Data records

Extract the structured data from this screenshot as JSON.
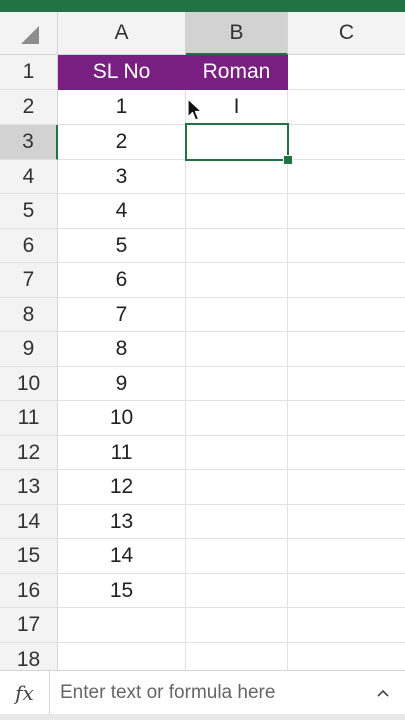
{
  "columns": [
    "A",
    "B",
    "C"
  ],
  "rows": [
    "1",
    "2",
    "3",
    "4",
    "5",
    "6",
    "7",
    "8",
    "9",
    "10",
    "11",
    "12",
    "13",
    "14",
    "15",
    "16",
    "17",
    "18"
  ],
  "table": {
    "header": {
      "col_a": "SL No",
      "col_b": "Roman"
    },
    "sl_values": [
      "1",
      "2",
      "3",
      "4",
      "5",
      "6",
      "7",
      "8",
      "9",
      "10",
      "11",
      "12",
      "13",
      "14",
      "15"
    ],
    "roman_values": [
      "I"
    ]
  },
  "formula_bar": {
    "fx_label": "fx",
    "placeholder": "Enter text or formula here",
    "expand_icon": "chevron-up-icon"
  },
  "colors": {
    "header_fill": "#7a1f82",
    "accent": "#217346"
  }
}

§ **EXERCISE AIM**: Return all of the data exactly as written, and drop the pictures.

§ **RESPONSE TO THE EXERCISE**:
Extract the structured data from this screenshot as JSON.
{
  "columns": [
    "A",
    "B",
    "C"
  ],
  "rows": [
    "1",
    "2",
    "3",
    "4",
    "5",
    "6",
    "7",
    "8",
    "9",
    "10",
    "11",
    "12",
    "13",
    "14",
    "15",
    "16",
    "17",
    "18"
  ],
  "table": {
    "header": {
      "col_a": "SL No",
      "col_b": "Roman"
    },
    "sl_values": [
      "1",
      "2",
      "3",
      "4",
      "5",
      "6",
      "7",
      "8",
      "9",
      "10",
      "11",
      "12",
      "13",
      "14",
      "15"
    ],
    "roman_values": [
      "I"
    ]
  },
  "formula_bar": {
    "fx_label": "fx",
    "placeholder": "Enter text or formula here",
    "expand_icon": "chevron-up-icon"
  },
  "colors": {
    "header_fill": "#7a1f82",
    "accent": "#217346"
  }
}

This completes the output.